Records for the task.
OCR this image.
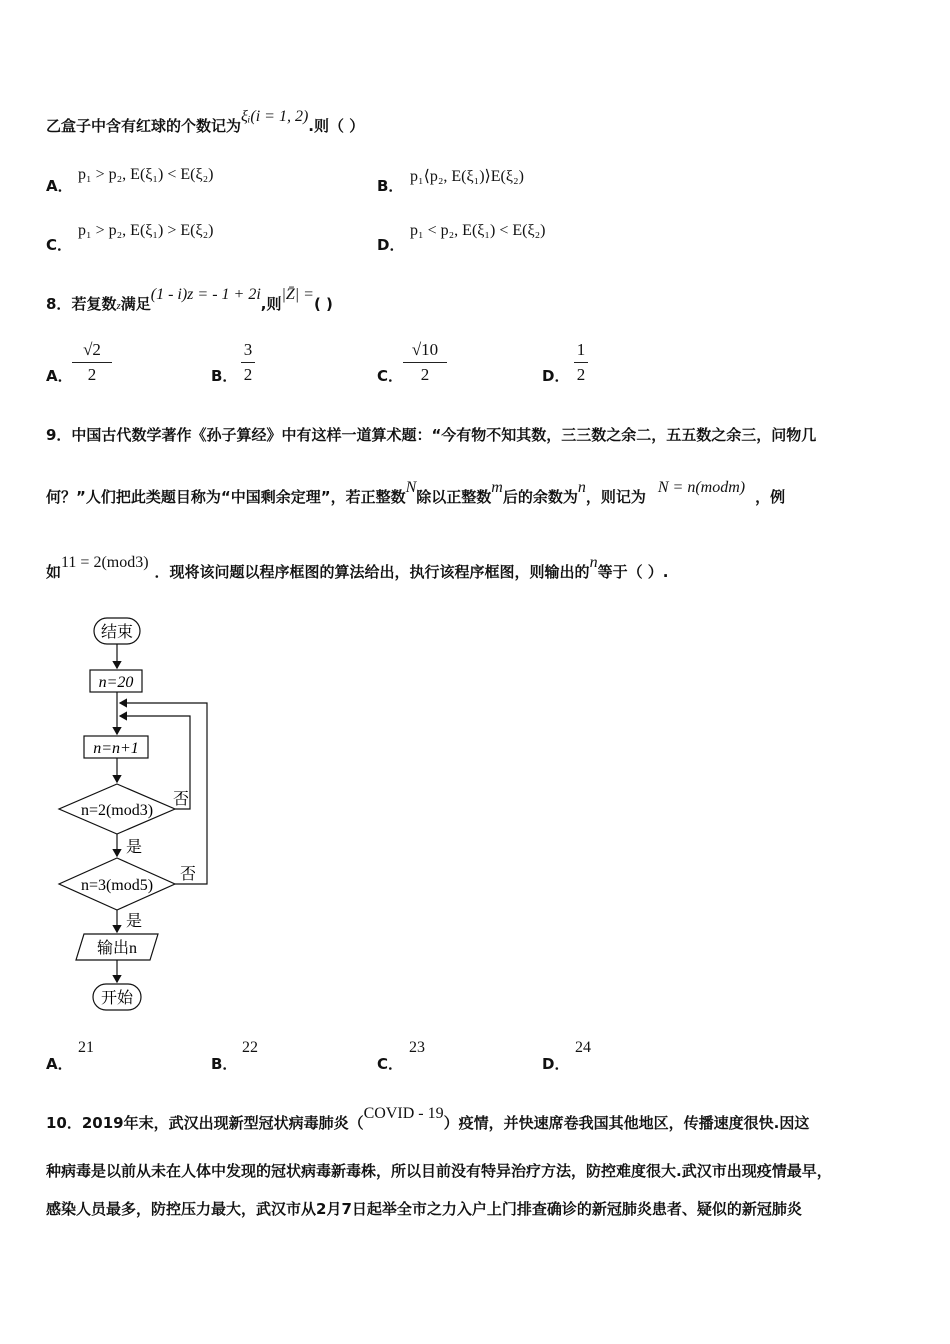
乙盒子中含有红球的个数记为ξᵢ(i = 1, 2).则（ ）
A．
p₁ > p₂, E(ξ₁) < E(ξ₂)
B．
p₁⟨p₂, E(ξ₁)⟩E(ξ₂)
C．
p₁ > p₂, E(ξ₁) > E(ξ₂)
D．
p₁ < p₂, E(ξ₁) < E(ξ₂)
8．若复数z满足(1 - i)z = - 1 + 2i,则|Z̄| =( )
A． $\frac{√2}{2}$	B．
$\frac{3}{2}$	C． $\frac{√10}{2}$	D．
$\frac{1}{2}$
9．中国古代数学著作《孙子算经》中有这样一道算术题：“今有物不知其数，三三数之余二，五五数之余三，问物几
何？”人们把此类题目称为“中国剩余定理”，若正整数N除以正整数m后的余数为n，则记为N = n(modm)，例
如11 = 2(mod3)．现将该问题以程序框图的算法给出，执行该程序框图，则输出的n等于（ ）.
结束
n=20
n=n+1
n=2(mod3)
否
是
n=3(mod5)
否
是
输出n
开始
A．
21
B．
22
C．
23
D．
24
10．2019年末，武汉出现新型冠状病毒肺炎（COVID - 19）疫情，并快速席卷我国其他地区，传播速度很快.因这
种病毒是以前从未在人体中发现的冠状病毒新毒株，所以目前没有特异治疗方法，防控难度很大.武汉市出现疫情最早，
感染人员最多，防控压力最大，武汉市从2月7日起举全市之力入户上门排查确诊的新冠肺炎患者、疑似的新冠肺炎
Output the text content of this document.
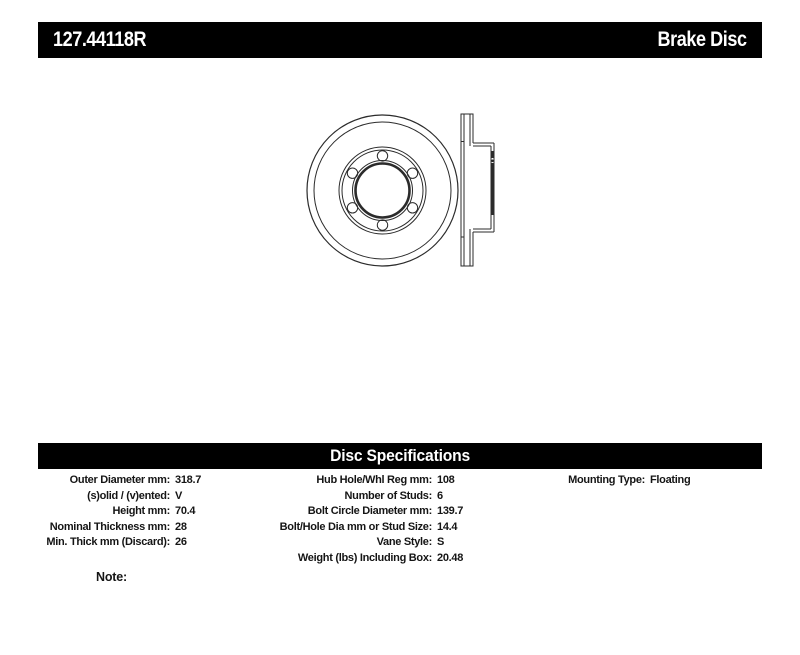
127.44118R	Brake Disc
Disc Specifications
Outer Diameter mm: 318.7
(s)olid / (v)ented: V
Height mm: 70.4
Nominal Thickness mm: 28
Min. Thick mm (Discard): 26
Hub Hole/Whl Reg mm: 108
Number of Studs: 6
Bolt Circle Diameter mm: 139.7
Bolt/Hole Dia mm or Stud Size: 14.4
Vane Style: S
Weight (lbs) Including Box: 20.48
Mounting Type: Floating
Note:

--

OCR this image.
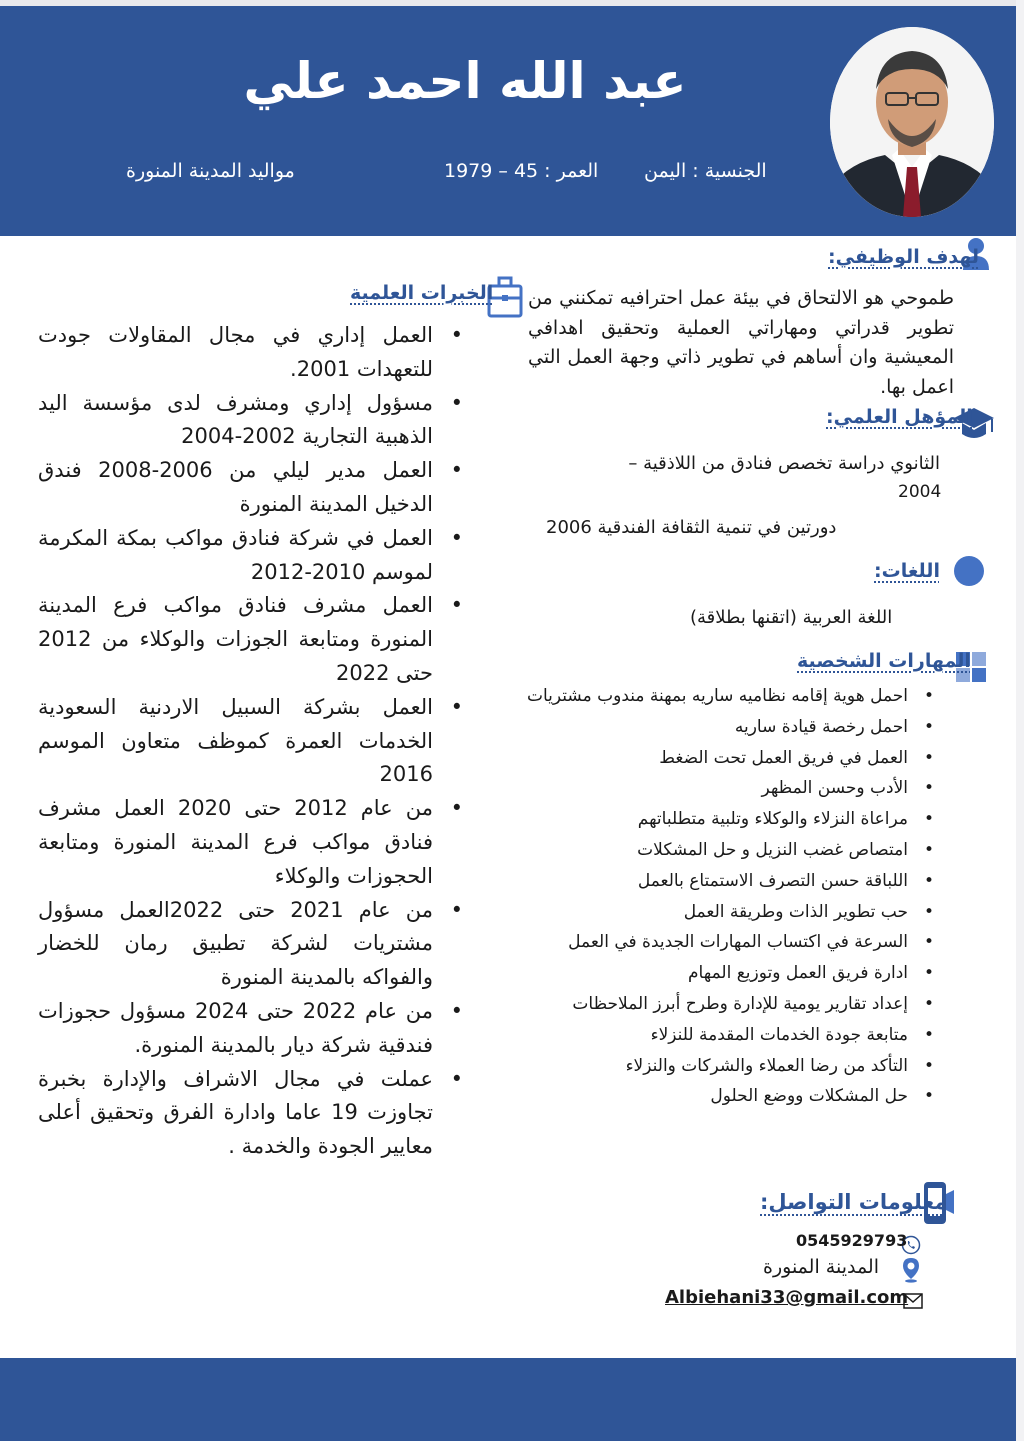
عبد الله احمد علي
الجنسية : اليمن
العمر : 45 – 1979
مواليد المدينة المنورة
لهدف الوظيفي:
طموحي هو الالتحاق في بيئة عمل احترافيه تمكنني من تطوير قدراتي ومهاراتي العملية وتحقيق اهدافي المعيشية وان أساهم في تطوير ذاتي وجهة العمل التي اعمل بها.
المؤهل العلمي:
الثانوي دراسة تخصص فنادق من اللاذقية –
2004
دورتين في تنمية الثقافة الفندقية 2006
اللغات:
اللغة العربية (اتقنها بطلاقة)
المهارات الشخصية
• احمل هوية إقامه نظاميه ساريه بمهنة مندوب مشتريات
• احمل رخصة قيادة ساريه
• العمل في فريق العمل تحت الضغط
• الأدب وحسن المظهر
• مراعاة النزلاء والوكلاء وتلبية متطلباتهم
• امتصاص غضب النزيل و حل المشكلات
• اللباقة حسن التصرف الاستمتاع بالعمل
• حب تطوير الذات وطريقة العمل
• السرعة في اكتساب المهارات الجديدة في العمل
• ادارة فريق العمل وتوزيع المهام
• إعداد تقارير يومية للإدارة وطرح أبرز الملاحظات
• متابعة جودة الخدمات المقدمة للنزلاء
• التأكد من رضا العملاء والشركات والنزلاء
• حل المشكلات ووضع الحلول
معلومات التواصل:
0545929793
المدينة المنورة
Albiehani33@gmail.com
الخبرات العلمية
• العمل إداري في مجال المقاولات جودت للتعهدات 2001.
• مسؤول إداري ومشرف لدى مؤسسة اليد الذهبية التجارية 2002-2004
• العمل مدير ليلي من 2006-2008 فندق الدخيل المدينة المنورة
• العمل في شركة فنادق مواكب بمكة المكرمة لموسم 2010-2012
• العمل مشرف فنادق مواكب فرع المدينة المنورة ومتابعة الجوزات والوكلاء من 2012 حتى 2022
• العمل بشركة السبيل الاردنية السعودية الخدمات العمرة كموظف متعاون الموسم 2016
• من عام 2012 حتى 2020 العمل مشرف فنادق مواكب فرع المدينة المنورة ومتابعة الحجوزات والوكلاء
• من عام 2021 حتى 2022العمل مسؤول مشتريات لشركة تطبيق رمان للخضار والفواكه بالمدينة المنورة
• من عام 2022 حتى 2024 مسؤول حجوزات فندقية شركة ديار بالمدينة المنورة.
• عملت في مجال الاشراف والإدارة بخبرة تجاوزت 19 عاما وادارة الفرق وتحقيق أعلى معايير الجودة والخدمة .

...

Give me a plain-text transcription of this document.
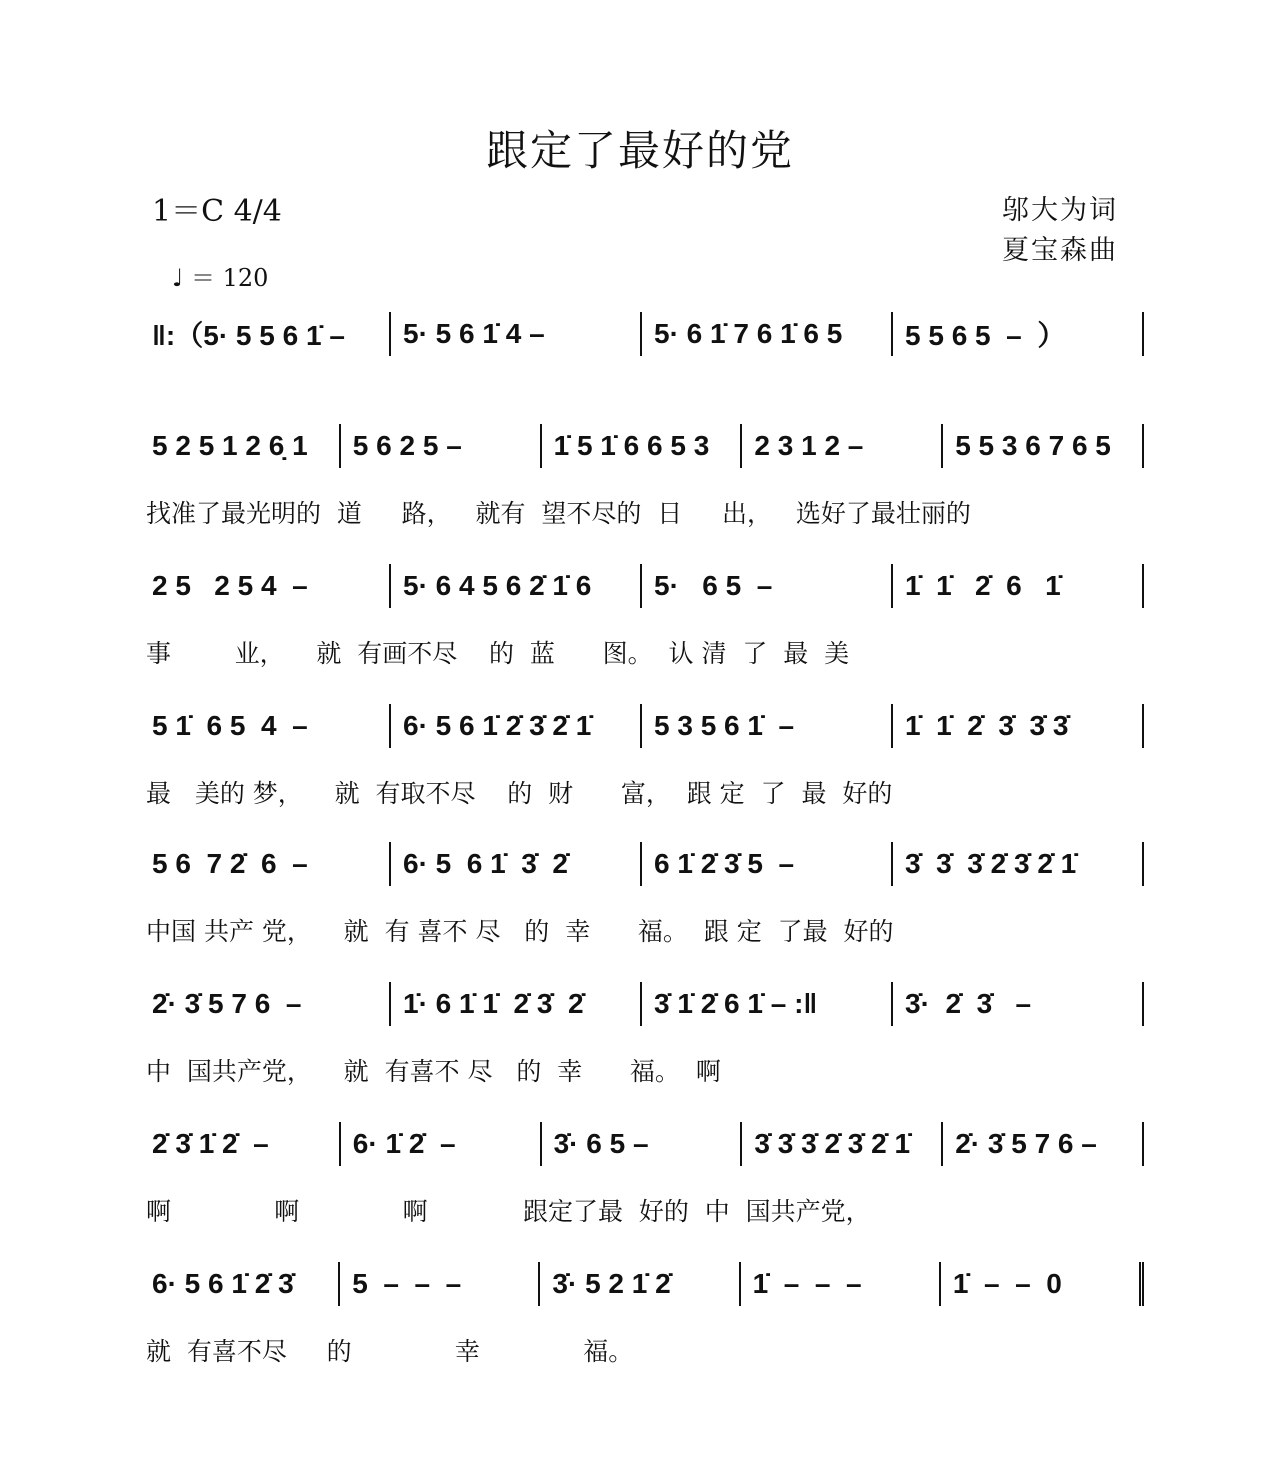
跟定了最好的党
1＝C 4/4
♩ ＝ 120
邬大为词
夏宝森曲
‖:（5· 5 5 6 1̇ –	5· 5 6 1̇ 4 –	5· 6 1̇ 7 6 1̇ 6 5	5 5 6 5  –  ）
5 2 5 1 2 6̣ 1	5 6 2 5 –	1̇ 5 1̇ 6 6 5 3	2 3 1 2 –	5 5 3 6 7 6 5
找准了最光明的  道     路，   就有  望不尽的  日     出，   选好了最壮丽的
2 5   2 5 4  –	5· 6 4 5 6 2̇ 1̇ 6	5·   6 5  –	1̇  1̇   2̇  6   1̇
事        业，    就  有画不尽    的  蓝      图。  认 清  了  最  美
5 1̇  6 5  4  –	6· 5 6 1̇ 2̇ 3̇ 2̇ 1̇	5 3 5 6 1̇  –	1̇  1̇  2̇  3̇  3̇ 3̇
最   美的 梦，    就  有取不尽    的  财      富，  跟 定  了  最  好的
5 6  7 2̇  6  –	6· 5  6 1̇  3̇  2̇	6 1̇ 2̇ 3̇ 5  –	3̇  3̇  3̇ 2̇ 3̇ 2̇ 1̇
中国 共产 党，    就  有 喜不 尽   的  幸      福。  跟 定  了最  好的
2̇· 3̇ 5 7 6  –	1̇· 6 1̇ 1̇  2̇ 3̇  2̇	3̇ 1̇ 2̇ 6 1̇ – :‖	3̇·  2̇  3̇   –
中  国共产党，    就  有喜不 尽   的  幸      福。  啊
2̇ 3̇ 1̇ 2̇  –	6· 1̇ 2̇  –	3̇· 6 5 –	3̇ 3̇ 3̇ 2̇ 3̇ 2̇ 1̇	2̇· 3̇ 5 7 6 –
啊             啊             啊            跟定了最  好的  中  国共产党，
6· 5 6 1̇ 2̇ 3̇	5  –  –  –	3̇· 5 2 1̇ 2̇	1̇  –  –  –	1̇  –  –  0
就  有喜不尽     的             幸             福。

Stated exercise.
In the records shown above, how many lines include the word "والوكلاء"? Answer with the number only.

Solution for this task.
3